Work out how many lines include "JSON" and answer with that number only.

>> Start Dataset entries

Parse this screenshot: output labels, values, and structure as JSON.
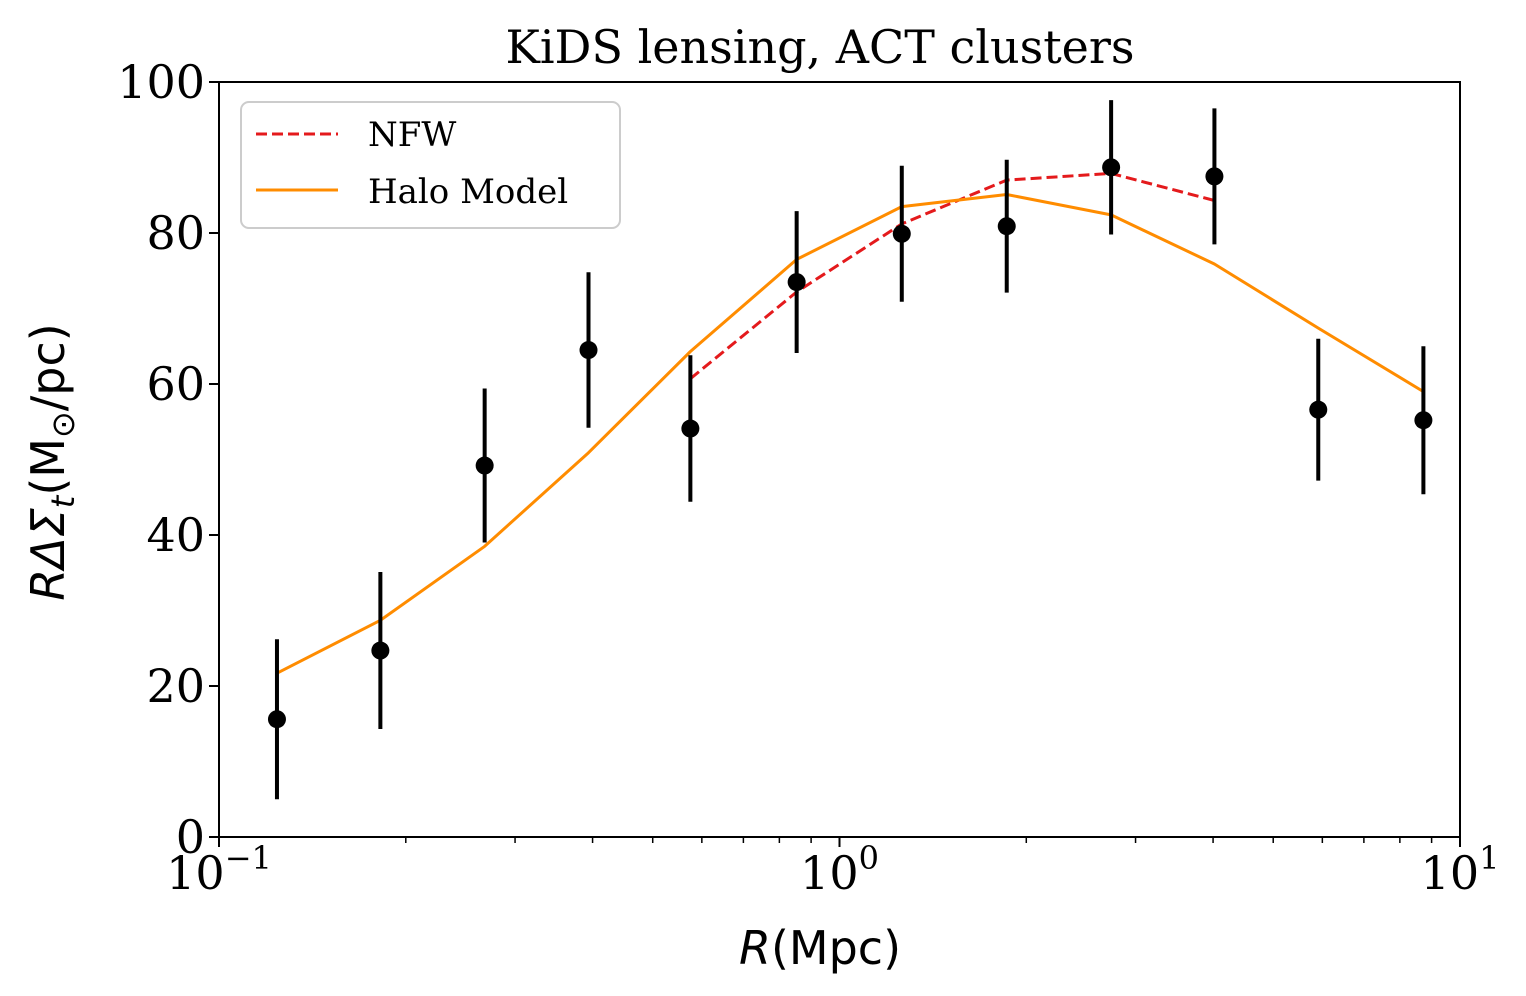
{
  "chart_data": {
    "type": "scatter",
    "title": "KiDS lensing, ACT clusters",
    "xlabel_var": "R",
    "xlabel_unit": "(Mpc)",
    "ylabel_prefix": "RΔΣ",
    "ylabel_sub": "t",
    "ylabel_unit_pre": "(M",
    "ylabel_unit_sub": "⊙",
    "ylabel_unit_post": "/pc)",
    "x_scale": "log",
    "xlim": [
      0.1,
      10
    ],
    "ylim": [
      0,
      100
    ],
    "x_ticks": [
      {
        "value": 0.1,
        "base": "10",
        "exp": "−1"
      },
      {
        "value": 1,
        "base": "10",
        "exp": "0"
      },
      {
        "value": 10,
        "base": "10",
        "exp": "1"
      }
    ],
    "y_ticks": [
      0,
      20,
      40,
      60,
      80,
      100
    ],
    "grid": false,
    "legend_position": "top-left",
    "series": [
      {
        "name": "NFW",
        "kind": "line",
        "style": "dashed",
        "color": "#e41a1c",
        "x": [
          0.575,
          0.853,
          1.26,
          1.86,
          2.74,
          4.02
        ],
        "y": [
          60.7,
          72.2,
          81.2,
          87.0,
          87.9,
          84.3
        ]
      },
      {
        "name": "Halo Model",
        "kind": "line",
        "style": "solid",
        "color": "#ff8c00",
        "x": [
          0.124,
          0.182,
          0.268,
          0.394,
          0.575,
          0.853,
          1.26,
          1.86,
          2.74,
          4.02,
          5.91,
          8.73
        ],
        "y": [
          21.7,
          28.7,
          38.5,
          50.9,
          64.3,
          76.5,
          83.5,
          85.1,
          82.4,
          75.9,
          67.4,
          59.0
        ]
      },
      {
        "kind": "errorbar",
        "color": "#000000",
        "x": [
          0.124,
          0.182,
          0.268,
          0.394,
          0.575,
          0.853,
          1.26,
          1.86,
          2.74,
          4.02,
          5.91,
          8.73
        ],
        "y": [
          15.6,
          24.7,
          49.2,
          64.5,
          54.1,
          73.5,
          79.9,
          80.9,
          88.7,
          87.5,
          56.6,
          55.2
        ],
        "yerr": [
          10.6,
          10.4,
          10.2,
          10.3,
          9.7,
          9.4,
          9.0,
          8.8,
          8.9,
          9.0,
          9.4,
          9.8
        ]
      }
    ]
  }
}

>> End Dataset entries
>> Start Dataset entries

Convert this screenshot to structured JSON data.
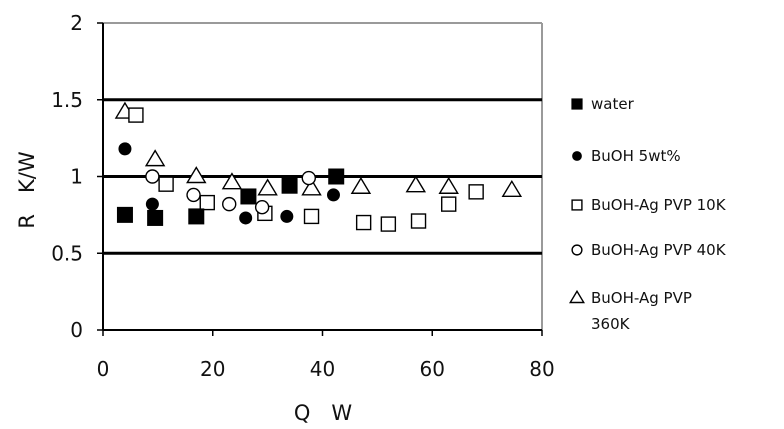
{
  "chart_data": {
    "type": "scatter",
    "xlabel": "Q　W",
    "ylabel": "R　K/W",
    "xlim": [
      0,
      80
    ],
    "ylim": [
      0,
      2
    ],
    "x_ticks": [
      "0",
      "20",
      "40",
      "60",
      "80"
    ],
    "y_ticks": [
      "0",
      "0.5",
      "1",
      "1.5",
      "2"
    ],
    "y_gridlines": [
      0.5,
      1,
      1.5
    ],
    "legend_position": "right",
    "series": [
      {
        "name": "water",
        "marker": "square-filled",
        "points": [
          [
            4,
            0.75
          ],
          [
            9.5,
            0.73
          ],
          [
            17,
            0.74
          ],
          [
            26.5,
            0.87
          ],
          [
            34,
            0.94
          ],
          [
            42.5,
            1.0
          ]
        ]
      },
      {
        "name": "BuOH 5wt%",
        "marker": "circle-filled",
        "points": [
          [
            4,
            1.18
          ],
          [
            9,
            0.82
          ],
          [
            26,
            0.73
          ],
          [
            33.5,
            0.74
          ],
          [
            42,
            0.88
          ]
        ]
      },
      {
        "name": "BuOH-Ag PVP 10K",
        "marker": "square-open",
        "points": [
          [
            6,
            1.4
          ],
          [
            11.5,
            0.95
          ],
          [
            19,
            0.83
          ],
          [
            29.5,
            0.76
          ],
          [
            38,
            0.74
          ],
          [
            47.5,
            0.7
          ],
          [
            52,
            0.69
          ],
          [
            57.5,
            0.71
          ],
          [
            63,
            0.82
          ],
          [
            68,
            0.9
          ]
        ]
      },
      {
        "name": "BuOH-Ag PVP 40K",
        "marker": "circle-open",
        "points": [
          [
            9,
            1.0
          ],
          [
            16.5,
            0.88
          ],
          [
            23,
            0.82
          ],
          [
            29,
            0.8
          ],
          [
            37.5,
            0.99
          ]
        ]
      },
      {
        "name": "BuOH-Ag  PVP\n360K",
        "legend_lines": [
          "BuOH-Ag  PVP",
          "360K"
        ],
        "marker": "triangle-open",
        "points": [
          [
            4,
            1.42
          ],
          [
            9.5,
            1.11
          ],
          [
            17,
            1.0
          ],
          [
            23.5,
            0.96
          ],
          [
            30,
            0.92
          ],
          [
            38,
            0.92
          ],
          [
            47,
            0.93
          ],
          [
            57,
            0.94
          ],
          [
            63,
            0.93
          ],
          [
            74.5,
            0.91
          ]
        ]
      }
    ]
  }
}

>> End Dataset entries

# Solution for this task
2